Written request:
Reproduce the listing below verbatim.

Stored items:
----
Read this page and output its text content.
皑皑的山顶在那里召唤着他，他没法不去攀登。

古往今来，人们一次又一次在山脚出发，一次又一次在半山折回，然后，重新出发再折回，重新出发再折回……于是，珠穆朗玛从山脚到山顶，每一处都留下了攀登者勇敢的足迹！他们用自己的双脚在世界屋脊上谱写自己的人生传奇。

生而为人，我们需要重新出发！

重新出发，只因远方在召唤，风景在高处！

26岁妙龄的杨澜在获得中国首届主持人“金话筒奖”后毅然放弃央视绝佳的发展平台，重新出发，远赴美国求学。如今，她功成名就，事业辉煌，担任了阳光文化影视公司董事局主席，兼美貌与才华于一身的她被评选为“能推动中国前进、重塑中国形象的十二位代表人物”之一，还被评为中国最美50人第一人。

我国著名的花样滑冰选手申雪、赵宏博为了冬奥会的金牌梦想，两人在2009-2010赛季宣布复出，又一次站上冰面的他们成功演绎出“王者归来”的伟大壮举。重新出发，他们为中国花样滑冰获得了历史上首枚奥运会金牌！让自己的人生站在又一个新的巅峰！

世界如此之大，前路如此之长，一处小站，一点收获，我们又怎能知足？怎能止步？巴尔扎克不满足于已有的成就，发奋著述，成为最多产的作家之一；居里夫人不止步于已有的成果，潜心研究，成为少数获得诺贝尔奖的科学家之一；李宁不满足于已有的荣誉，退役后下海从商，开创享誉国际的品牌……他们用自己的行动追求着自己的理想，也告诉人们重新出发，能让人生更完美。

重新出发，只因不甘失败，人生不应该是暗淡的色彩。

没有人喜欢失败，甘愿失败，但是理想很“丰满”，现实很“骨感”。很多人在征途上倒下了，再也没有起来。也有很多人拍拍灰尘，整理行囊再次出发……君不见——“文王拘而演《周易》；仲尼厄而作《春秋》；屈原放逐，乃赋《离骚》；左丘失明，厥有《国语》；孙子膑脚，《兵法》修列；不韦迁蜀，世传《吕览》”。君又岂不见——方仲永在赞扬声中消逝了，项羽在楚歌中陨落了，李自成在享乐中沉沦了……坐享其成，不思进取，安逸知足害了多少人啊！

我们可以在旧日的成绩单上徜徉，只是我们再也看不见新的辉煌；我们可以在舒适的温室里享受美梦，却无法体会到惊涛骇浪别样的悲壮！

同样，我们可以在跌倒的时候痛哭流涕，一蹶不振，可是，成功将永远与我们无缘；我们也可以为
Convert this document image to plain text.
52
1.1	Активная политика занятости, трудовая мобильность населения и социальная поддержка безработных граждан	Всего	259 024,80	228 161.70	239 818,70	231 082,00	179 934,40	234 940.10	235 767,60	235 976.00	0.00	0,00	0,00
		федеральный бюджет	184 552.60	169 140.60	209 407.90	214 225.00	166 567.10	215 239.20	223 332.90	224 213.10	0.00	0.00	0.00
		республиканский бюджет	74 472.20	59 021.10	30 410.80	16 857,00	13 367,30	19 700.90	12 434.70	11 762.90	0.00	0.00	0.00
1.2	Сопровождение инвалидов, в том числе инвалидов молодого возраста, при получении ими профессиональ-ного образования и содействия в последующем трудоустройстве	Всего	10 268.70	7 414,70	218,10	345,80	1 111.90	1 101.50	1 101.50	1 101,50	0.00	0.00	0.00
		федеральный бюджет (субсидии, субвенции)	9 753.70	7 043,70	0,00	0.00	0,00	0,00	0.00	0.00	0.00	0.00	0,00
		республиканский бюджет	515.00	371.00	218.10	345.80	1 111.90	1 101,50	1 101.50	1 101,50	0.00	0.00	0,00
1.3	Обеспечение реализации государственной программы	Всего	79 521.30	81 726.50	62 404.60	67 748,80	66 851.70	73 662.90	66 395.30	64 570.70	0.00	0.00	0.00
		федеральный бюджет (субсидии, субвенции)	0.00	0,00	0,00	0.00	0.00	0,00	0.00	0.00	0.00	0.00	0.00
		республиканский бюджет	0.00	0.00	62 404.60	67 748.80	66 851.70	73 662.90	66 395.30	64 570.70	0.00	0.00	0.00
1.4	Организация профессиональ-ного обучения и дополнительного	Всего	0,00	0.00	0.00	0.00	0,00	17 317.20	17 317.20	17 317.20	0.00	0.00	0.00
----
Response for this exercise:
Read this page and output its text content.
皑皑的山顶在那里召唤着他，他没法不去攀登。

古往今来，人们一次又一次在山脚出发，一次又一次在半山折回，然后，重新出发再折回，重新出发再折回……于是，珠穆朗玛从山脚到山顶，每一处都留下了攀登者勇敢的足迹！他们用自己的双脚在世界屋脊上谱写自己的人生传奇。

生而为人，我们需要重新出发！

重新出发，只因远方在召唤，风景在高处！

26岁妙龄的杨澜在获得中国首届主持人“金话筒奖”后毅然放弃央视绝佳的发展平台，重新出发，远赴美国求学。如今，她功成名就，事业辉煌，担任了阳光文化影视公司董事局主席，兼美貌与才华于一身的她被评选为“能推动中国前进、重塑中国形象的十二位代表人物”之一，还被评为中国最美50人第一人。

我国著名的花样滑冰选手申雪、赵宏博为了冬奥会的金牌梦想，两人在2009-2010赛季宣布复出，又一次站上冰面的他们成功演绎出“王者归来”的伟大壮举。重新出发，他们为中国花样滑冰获得了历史上首枚奥运会金牌！让自己的人生站在又一个新的巅峰！

世界如此之大，前路如此之长，一处小站，一点收获，我们又怎能知足？怎能止步？巴尔扎克不满足于已有的成就，发奋著述，成为最多产的作家之一；居里夫人不止步于已有的成果，潜心研究，成为少数获得诺贝尔奖的科学家之一；李宁不满足于已有的荣誉，退役后下海从商，开创享誉国际的品牌……他们用自己的行动追求着自己的理想，也告诉人们重新出发，能让人生更完美。

重新出发，只因不甘失败，人生不应该是暗淡的色彩。

没有人喜欢失败，甘愿失败，但是理想很“丰满”，现实很“骨感”。很多人在征途上倒下了，再也没有起来。也有很多人拍拍灰尘，整理行囊再次出发……君不见——“文王拘而演《周易》；仲尼厄而作《春秋》；屈原放逐，乃赋《离骚》；左丘失明，厥有《国语》；孙子膑脚，《兵法》修列；不韦迁蜀，世传《吕览》”。君又岂不见——方仲永在赞扬声中消逝了，项羽在楚歌中陨落了，李自成在享乐中沉沦了……坐享其成，不思进取，安逸知足害了多少人啊！

我们可以在旧日的成绩单上徜徉，只是我们再也看不见新的辉煌；我们可以在舒适的温室里享受美梦，却无法体会到惊涛骇浪别样的悲壮！

同样，我们可以在跌倒的时候痛哭流涕，一蹶不振，可是，成功将永远与我们无缘；我们也可以为
Convert this document image to plain text.
52
1.1	Активная политика занятости, трудовая мобильность населения и социальная поддержка безработных граждан	Всего	259 024,80	228 161.70	239 818,70	231 082,00	179 934,40	234 940.10	235 767,60	235 976.00	0.00	0,00	0,00
		федеральный бюджет	184 552.60	169 140.60	209 407.90	214 225.00	166 567.10	215 239.20	223 332.90	224 213.10	0.00	0.00	0.00
		республиканский бюджет	74 472.20	59 021.10	30 410.80	16 857,00	13 367,30	19 700.90	12 434.70	11 762.90	0.00	0.00	0.00
1.2	Сопровождение инвалидов, в том числе инвалидов молодого возраста, при получении ими профессиональ-ного образования и содействия в последующем трудоустройстве	Всего	10 268.70	7 414,70	218,10	345,80	1 111.90	1 101.50	1 101.50	1 101,50	0.00	0.00	0.00
		федеральный бюджет (субсидии, субвенции)	9 753.70	7 043,70	0,00	0.00	0,00	0,00	0.00	0.00	0.00	0.00	0,00
		республиканский бюджет	515.00	371.00	218.10	345.80	1 111.90	1 101,50	1 101.50	1 101,50	0.00	0.00	0,00
1.3	Обеспечение реализации государственной программы	Всего	79 521.30	81 726.50	62 404.60	67 748,80	66 851.70	73 662.90	66 395.30	64 570.70	0.00	0.00	0.00
		федеральный бюджет (субсидии, субвенции)	0.00	0,00	0,00	0.00	0.00	0,00	0.00	0.00	0.00	0.00	0.00
		республиканский бюджет	0.00	0.00	62 404.60	67 748.80	66 851.70	73 662.90	66 395.30	64 570.70	0.00	0.00	0.00
1.4	Организация профессиональ-ного обучения и дополнительного	Всего	0,00	0.00	0.00	0.00	0,00	17 317.20	17 317.20	17 317.20	0.00	0.00	0.00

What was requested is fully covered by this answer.